Scan the material below for the string "изложить", and copy every line where it shows up.
***
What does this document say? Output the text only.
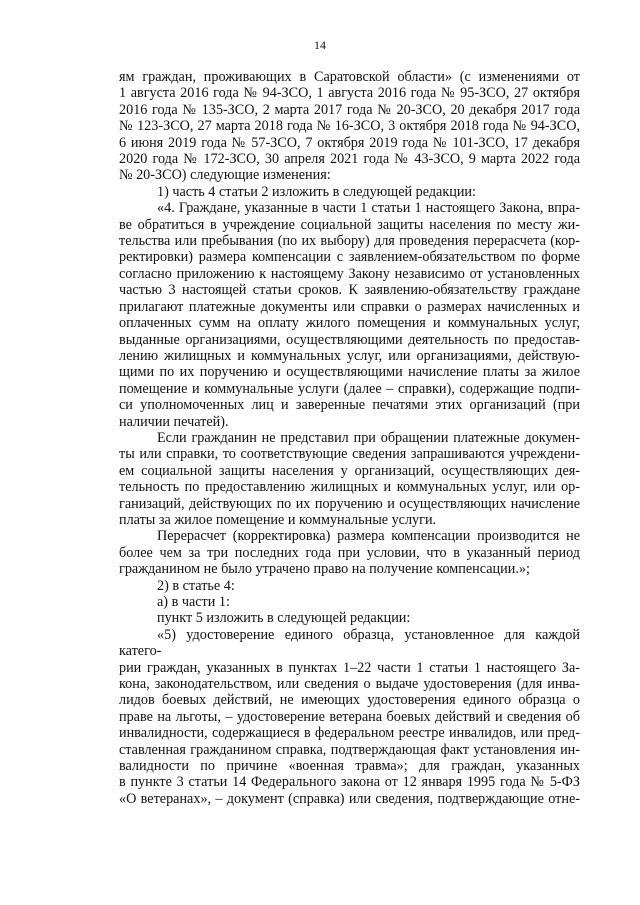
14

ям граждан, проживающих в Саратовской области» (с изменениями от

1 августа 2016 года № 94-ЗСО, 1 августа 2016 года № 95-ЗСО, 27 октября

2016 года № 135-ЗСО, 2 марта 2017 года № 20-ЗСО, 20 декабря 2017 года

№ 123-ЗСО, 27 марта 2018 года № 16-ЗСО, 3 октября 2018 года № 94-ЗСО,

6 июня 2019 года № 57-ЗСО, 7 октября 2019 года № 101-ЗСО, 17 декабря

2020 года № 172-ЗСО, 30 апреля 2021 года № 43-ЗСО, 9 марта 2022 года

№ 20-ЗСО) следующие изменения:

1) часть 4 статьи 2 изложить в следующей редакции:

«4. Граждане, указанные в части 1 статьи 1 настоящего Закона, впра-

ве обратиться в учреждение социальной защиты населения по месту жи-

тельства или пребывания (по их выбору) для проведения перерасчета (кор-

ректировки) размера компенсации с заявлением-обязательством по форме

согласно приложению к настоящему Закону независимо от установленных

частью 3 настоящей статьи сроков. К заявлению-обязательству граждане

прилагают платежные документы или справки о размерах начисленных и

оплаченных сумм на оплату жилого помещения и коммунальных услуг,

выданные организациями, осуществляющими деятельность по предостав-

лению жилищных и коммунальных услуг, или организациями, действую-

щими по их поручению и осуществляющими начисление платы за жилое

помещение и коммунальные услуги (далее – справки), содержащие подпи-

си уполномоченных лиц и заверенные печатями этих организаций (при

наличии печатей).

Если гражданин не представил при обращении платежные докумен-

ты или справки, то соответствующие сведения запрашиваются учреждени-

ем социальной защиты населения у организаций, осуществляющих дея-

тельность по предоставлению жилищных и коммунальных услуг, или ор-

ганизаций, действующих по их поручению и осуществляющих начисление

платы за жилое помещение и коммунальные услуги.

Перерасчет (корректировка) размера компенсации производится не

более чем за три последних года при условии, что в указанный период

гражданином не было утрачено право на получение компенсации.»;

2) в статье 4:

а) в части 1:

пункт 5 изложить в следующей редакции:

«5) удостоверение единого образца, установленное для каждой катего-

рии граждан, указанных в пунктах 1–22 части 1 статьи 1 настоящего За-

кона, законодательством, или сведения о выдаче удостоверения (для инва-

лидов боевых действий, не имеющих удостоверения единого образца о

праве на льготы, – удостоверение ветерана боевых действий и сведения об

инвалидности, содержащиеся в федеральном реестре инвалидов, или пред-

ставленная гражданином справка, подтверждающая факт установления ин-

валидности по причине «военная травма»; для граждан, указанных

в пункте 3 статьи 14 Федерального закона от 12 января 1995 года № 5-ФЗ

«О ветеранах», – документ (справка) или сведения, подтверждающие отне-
***
Solution for this problem.
1) часть 4 статьи 2 изложить в следующей редакции:
пункт 5 изложить в следующей редакции:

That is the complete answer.